■ Goal ■
Extract each line holding the word "netto" from the entries.

## BEGIN

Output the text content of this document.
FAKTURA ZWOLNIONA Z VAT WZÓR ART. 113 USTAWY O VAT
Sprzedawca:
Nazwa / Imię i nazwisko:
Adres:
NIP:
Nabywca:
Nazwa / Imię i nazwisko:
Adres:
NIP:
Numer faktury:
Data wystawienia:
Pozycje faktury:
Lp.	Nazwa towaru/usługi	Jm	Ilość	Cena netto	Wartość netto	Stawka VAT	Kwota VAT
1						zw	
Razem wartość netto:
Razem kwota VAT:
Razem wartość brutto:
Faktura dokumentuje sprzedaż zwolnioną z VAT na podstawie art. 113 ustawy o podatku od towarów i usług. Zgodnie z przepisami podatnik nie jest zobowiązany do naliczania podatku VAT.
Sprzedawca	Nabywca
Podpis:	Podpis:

## END

■ Answer for the task ■
Lp.	Nazwa towaru/usługi	Jm	Ilość	Cena netto	Wartość netto	Stawka VAT	Kwota VAT
Razem wartość netto:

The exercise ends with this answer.